→ **PROMPT**
Output every line below without omitting or altering anything.

--- BEGIN RECORDS FOR THE EXERCISE ---

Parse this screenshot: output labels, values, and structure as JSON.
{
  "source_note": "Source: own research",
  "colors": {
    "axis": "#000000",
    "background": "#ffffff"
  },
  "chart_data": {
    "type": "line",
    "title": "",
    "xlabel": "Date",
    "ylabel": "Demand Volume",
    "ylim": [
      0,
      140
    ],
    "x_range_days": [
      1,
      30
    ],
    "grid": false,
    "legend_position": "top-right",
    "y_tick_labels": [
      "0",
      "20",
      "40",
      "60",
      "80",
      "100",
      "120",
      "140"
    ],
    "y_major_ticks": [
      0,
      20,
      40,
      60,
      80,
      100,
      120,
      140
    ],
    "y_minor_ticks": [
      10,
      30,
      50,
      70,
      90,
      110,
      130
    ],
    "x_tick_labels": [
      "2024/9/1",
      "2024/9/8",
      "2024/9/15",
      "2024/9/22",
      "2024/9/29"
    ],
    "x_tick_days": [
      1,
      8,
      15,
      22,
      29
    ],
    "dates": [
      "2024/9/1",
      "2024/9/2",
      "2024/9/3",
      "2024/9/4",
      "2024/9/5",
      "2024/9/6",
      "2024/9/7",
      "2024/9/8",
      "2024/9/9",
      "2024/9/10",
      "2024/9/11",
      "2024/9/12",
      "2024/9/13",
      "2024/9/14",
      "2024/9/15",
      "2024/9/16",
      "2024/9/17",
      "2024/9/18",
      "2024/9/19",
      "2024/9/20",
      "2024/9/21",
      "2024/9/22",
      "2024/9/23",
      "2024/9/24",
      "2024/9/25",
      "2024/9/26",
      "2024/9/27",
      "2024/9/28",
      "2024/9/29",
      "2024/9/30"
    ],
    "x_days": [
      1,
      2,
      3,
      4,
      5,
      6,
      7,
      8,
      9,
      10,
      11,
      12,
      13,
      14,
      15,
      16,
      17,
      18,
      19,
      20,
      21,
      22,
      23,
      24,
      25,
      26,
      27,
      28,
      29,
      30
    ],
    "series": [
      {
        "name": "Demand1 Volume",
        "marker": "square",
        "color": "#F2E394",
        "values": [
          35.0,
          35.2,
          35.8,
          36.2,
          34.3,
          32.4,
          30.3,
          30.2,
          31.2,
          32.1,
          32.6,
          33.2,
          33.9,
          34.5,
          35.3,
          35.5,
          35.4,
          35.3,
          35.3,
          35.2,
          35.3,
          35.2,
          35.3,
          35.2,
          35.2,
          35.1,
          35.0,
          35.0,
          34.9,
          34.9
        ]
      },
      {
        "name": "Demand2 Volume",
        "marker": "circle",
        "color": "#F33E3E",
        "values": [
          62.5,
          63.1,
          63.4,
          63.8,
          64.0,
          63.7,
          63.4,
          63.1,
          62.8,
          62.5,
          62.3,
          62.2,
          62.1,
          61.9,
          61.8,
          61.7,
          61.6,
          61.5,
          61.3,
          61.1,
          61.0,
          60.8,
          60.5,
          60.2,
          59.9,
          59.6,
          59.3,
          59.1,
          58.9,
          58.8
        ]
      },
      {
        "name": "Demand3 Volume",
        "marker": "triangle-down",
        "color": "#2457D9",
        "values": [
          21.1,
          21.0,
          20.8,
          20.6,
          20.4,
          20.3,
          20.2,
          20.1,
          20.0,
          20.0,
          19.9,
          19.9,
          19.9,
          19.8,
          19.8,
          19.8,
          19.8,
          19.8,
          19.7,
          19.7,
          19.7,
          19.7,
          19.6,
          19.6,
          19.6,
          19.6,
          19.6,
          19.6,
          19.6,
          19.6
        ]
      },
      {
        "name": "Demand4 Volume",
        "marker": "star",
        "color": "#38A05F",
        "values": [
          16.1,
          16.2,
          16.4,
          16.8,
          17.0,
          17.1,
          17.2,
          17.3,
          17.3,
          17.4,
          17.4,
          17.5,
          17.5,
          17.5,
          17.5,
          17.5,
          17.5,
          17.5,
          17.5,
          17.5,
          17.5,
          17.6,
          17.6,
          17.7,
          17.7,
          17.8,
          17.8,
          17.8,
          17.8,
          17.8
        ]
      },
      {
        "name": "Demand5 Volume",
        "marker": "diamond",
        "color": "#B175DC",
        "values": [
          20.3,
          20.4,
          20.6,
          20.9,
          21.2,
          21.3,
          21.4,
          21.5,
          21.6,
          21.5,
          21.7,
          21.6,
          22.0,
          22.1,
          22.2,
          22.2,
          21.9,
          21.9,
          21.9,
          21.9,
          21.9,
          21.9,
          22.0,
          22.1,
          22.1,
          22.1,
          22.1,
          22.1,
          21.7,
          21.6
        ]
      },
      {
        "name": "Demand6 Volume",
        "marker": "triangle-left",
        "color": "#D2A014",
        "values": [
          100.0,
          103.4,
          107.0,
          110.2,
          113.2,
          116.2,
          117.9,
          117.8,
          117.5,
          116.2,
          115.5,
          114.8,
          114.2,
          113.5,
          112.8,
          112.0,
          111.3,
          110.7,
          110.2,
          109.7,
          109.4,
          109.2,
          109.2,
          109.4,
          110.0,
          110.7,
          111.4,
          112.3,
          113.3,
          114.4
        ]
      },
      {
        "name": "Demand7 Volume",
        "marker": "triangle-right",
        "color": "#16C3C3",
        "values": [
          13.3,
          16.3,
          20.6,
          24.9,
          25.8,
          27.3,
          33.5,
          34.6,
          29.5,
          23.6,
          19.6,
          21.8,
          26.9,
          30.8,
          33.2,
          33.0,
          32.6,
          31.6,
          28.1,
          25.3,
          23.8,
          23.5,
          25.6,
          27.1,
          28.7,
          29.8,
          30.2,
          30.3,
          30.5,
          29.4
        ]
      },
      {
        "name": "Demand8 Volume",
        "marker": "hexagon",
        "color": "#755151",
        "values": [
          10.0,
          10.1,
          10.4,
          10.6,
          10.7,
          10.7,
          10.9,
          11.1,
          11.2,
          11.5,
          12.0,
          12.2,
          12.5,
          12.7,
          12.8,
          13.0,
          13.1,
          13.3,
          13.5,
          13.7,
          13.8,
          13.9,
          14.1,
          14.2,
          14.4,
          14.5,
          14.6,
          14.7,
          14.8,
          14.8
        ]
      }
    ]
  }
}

--- END RECORDS FOR THE EXERCISE ---

→ **TASK ANSWER**
Parse this screenshot: output labels, values, and structure as JSON.
{
  "source_note": "Source: own research",
  "colors": {
    "axis": "#000000",
    "background": "#ffffff"
  },
  "chart_data": {
    "type": "line",
    "title": "",
    "xlabel": "Date",
    "ylabel": "Demand Volume",
    "ylim": [
      0,
      140
    ],
    "x_range_days": [
      1,
      30
    ],
    "grid": false,
    "legend_position": "top-right",
    "y_tick_labels": [
      "0",
      "20",
      "40",
      "60",
      "80",
      "100",
      "120",
      "140"
    ],
    "y_major_ticks": [
      0,
      20,
      40,
      60,
      80,
      100,
      120,
      140
    ],
    "y_minor_ticks": [
      10,
      30,
      50,
      70,
      90,
      110,
      130
    ],
    "x_tick_labels": [
      "2024/9/1",
      "2024/9/8",
      "2024/9/15",
      "2024/9/22",
      "2024/9/29"
    ],
    "x_tick_days": [
      1,
      8,
      15,
      22,
      29
    ],
    "dates": [
      "2024/9/1",
      "2024/9/2",
      "2024/9/3",
      "2024/9/4",
      "2024/9/5",
      "2024/9/6",
      "2024/9/7",
      "2024/9/8",
      "2024/9/9",
      "2024/9/10",
      "2024/9/11",
      "2024/9/12",
      "2024/9/13",
      "2024/9/14",
      "2024/9/15",
      "2024/9/16",
      "2024/9/17",
      "2024/9/18",
      "2024/9/19",
      "2024/9/20",
      "2024/9/21",
      "2024/9/22",
      "2024/9/23",
      "2024/9/24",
      "2024/9/25",
      "2024/9/26",
      "2024/9/27",
      "2024/9/28",
      "2024/9/29",
      "2024/9/30"
    ],
    "x_days": [
      1,
      2,
      3,
      4,
      5,
      6,
      7,
      8,
      9,
      10,
      11,
      12,
      13,
      14,
      15,
      16,
      17,
      18,
      19,
      20,
      21,
      22,
      23,
      24,
      25,
      26,
      27,
      28,
      29,
      30
    ],
    "series": [
      {
        "name": "Demand1 Volume",
        "marker": "square",
        "color": "#F2E394",
        "values": [
          35.0,
          35.2,
          35.8,
          36.2,
          34.3,
          32.4,
          30.3,
          30.2,
          31.2,
          32.1,
          32.6,
          33.2,
          33.9,
          34.5,
          35.3,
          35.5,
          35.4,
          35.3,
          35.3,
          35.2,
          35.3,
          35.2,
          35.3,
          35.2,
          35.2,
          35.1,
          35.0,
          35.0,
          34.9,
          34.9
        ]
      },
      {
        "name": "Demand2 Volume",
        "marker": "circle",
        "color": "#F33E3E",
        "values": [
          62.5,
          63.1,
          63.4,
          63.8,
          64.0,
          63.7,
          63.4,
          63.1,
          62.8,
          62.5,
          62.3,
          62.2,
          62.1,
          61.9,
          61.8,
          61.7,
          61.6,
          61.5,
          61.3,
          61.1,
          61.0,
          60.8,
          60.5,
          60.2,
          59.9,
          59.6,
          59.3,
          59.1,
          58.9,
          58.8
        ]
      },
      {
        "name": "Demand3 Volume",
        "marker": "triangle-down",
        "color": "#2457D9",
        "values": [
          21.1,
          21.0,
          20.8,
          20.6,
          20.4,
          20.3,
          20.2,
          20.1,
          20.0,
          20.0,
          19.9,
          19.9,
          19.9,
          19.8,
          19.8,
          19.8,
          19.8,
          19.8,
          19.7,
          19.7,
          19.7,
          19.7,
          19.6,
          19.6,
          19.6,
          19.6,
          19.6,
          19.6,
          19.6,
          19.6
        ]
      },
      {
        "name": "Demand4 Volume",
        "marker": "star",
        "color": "#38A05F",
        "values": [
          16.1,
          16.2,
          16.4,
          16.8,
          17.0,
          17.1,
          17.2,
          17.3,
          17.3,
          17.4,
          17.4,
          17.5,
          17.5,
          17.5,
          17.5,
          17.5,
          17.5,
          17.5,
          17.5,
          17.5,
          17.5,
          17.6,
          17.6,
          17.7,
          17.7,
          17.8,
          17.8,
          17.8,
          17.8,
          17.8
        ]
      },
      {
        "name": "Demand5 Volume",
        "marker": "diamond",
        "color": "#B175DC",
        "values": [
          20.3,
          20.4,
          20.6,
          20.9,
          21.2,
          21.3,
          21.4,
          21.5,
          21.6,
          21.5,
          21.7,
          21.6,
          22.0,
          22.1,
          22.2,
          22.2,
          21.9,
          21.9,
          21.9,
          21.9,
          21.9,
          21.9,
          22.0,
          22.1,
          22.1,
          22.1,
          22.1,
          22.1,
          21.7,
          21.6
        ]
      },
      {
        "name": "Demand6 Volume",
        "marker": "triangle-left",
        "color": "#D2A014",
        "values": [
          100.0,
          103.4,
          107.0,
          110.2,
          113.2,
          116.2,
          117.9,
          117.8,
          117.5,
          116.2,
          115.5,
          114.8,
          114.2,
          113.5,
          112.8,
          112.0,
          111.3,
          110.7,
          110.2,
          109.7,
          109.4,
          109.2,
          109.2,
          109.4,
          110.0,
          110.7,
          111.4,
          112.3,
          113.3,
          114.4
        ]
      },
      {
        "name": "Demand7 Volume",
        "marker": "triangle-right",
        "color": "#16C3C3",
        "values": [
          13.3,
          16.3,
          20.6,
          24.9,
          25.8,
          27.3,
          33.5,
          34.6,
          29.5,
          23.6,
          19.6,
          21.8,
          26.9,
          30.8,
          33.2,
          33.0,
          32.6,
          31.6,
          28.1,
          25.3,
          23.8,
          23.5,
          25.6,
          27.1,
          28.7,
          29.8,
          30.2,
          30.3,
          30.5,
          29.4
        ]
      },
      {
        "name": "Demand8 Volume",
        "marker": "hexagon",
        "color": "#755151",
        "values": [
          10.0,
          10.1,
          10.4,
          10.6,
          10.7,
          10.7,
          10.9,
          11.1,
          11.2,
          11.5,
          12.0,
          12.2,
          12.5,
          12.7,
          12.8,
          13.0,
          13.1,
          13.3,
          13.5,
          13.7,
          13.8,
          13.9,
          14.1,
          14.2,
          14.4,
          14.5,
          14.6,
          14.7,
          14.8,
          14.8
        ]
      }
    ]
  }
}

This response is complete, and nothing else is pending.